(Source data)
----------------
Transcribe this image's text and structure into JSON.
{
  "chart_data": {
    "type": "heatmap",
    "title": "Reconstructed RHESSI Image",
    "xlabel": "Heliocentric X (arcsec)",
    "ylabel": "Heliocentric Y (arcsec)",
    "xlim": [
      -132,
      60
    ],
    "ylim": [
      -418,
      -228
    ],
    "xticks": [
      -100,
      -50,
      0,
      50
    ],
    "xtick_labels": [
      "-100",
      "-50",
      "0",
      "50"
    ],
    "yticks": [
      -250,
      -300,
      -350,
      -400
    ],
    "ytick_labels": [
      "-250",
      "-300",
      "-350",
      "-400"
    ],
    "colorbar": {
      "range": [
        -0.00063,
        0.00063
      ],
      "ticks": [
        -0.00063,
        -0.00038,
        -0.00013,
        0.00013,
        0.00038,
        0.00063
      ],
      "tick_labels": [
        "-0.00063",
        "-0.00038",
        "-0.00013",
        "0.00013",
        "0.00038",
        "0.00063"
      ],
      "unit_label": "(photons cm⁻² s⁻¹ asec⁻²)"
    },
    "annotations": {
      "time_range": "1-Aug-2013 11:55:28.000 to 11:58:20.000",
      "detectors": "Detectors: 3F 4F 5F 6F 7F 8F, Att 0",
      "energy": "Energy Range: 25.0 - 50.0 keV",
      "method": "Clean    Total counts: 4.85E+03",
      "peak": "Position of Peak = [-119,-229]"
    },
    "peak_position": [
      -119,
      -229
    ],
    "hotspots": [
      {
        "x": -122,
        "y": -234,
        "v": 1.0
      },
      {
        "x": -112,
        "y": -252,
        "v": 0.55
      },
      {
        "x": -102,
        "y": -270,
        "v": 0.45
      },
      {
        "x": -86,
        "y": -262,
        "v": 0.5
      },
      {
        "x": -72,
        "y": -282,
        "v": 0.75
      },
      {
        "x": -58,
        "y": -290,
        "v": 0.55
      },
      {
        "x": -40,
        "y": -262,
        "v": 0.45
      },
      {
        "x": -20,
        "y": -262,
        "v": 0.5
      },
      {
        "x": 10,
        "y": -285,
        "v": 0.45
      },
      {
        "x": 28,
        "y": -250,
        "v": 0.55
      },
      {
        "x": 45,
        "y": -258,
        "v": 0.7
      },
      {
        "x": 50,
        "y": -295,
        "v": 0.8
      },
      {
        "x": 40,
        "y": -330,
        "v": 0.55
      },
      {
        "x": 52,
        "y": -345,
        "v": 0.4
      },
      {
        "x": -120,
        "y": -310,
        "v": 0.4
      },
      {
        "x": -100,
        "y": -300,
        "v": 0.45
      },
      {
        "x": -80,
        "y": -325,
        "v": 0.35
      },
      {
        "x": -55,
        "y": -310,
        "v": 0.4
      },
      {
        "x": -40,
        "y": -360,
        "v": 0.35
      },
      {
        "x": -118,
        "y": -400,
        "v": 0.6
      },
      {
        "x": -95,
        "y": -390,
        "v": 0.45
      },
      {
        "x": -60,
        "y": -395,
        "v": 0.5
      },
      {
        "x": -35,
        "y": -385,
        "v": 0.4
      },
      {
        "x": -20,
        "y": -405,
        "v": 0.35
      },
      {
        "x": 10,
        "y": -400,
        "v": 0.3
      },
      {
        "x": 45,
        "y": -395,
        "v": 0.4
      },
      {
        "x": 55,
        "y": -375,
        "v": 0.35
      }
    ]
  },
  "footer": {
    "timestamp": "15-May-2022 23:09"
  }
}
----------------
Request -> State how many lines include the string "arcsec", and nothing more.

Solution to this exercise -> 2